## begin Rows

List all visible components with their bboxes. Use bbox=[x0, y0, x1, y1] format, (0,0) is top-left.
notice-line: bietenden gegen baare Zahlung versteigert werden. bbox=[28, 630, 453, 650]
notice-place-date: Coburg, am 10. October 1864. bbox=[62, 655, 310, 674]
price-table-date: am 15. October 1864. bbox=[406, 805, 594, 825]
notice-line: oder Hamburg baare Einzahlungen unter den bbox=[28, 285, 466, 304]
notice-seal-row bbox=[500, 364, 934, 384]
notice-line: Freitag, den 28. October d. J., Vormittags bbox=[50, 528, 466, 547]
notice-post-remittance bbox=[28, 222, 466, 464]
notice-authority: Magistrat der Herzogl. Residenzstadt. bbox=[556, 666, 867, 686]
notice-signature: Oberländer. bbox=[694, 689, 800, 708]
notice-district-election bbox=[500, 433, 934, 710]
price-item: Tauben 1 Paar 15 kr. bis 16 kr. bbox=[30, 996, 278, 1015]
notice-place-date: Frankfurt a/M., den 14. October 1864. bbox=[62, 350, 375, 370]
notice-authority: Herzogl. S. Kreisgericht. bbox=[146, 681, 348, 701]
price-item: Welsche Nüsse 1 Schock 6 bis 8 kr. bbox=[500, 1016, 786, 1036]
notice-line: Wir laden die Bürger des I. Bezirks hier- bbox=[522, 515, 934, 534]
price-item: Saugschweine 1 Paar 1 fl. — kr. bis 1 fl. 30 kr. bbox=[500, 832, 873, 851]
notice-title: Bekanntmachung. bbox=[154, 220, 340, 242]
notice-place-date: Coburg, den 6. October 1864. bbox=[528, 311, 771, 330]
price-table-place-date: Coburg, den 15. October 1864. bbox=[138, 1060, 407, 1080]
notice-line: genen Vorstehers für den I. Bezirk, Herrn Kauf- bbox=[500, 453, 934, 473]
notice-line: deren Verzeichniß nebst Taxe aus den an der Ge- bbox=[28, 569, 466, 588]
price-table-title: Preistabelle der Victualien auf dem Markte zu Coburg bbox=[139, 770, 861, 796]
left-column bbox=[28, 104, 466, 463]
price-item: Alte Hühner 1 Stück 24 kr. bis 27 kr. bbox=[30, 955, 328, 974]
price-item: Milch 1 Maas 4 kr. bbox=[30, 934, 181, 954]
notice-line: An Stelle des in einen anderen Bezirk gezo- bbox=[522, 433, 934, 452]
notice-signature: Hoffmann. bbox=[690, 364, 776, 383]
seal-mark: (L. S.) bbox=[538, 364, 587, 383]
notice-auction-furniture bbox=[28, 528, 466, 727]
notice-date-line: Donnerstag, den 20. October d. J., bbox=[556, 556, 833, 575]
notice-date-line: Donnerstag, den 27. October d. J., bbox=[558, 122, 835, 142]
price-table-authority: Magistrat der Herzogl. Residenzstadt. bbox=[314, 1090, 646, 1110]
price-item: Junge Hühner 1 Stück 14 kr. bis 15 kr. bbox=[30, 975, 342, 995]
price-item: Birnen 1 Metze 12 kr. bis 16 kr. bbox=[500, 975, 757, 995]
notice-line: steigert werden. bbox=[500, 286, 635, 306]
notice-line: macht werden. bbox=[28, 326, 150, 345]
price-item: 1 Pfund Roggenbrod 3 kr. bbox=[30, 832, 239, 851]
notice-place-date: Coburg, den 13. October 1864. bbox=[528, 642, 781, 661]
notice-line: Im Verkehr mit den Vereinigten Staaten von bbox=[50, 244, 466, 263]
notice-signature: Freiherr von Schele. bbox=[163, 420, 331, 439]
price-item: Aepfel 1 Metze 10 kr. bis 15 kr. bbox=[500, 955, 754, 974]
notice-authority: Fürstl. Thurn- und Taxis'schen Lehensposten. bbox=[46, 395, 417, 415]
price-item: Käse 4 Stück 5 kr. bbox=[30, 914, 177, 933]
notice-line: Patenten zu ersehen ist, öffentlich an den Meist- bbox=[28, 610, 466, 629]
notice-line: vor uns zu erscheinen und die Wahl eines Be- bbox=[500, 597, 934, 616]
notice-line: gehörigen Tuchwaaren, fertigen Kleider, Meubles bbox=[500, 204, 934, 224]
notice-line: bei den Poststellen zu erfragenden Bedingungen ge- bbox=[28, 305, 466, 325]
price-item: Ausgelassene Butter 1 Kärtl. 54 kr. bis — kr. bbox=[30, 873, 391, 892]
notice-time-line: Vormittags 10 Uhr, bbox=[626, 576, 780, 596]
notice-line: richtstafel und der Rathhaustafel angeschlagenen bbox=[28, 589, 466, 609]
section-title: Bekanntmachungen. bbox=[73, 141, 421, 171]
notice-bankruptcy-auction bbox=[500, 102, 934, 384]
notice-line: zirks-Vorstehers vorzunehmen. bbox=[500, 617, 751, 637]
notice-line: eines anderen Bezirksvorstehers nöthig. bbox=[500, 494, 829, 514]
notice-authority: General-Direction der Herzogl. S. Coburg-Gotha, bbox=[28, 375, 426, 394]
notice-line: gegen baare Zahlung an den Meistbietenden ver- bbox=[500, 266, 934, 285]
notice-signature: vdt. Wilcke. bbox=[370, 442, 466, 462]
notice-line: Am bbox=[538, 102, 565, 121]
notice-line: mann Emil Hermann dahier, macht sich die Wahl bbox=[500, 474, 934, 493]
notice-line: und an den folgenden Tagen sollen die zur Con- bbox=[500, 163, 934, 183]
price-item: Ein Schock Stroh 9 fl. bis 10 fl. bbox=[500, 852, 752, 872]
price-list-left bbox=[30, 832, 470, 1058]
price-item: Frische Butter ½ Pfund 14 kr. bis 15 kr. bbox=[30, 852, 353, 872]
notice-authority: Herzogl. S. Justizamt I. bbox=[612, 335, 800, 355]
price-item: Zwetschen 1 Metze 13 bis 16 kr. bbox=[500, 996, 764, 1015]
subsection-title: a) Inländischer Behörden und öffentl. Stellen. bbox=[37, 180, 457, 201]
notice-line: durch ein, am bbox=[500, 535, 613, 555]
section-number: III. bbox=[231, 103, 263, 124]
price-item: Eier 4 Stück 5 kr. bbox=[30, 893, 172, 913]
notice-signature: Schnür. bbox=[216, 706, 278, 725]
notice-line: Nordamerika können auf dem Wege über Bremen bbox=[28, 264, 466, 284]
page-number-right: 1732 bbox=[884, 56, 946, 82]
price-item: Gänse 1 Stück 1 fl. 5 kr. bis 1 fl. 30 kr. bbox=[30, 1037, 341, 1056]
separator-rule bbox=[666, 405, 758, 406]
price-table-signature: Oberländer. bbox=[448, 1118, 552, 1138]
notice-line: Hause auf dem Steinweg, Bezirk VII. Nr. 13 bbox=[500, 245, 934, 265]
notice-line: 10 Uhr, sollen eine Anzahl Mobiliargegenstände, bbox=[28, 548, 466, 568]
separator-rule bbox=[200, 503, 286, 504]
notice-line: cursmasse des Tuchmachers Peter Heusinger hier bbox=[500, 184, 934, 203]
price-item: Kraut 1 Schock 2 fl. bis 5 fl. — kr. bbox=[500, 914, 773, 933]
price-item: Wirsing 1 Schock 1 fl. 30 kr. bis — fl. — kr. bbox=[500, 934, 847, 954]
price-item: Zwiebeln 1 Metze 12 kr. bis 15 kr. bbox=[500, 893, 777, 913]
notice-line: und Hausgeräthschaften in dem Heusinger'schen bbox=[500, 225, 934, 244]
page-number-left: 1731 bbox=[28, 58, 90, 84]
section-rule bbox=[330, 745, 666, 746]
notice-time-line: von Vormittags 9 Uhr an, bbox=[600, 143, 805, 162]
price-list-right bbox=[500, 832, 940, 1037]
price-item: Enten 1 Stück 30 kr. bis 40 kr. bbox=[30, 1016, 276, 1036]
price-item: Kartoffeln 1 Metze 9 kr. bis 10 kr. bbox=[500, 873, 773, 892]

## end Rows

§ **Description of the task**:
In the stretch from the start of the material through the line containing "notice-line: Wir laden", replace "notice-authority" with "notice-office" and write out that stretch again with everything else unchanged.

§ **Task answer**:
List all visible components with their bboxes. Use bbox=[x0, y0, x1, y1] format, (0,0) is top-left.
notice-line: bietenden gegen baare Zahlung versteigert werden. bbox=[28, 630, 453, 650]
notice-place-date: Coburg, am 10. October 1864. bbox=[62, 655, 310, 674]
price-table-date: am 15. October 1864. bbox=[406, 805, 594, 825]
notice-line: oder Hamburg baare Einzahlungen unter den bbox=[28, 285, 466, 304]
notice-seal-row bbox=[500, 364, 934, 384]
notice-line: Freitag, den 28. October d. J., Vormittags bbox=[50, 528, 466, 547]
notice-post-remittance bbox=[28, 222, 466, 464]
notice-office: Magistrat der Herzogl. Residenzstadt. bbox=[556, 666, 867, 686]
notice-signature: Oberländer. bbox=[694, 689, 800, 708]
notice-district-election bbox=[500, 433, 934, 710]
price-item: Tauben 1 Paar 15 kr. bis 16 kr. bbox=[30, 996, 278, 1015]
notice-place-date: Frankfurt a/M., den 14. October 1864. bbox=[62, 350, 375, 370]
notice-office: Herzogl. S. Kreisgericht. bbox=[146, 681, 348, 701]
price-item: Welsche Nüsse 1 Schock 6 bis 8 kr. bbox=[500, 1016, 786, 1036]
notice-line: Wir laden die Bürger des I. Bezirks hier- bbox=[522, 515, 934, 534]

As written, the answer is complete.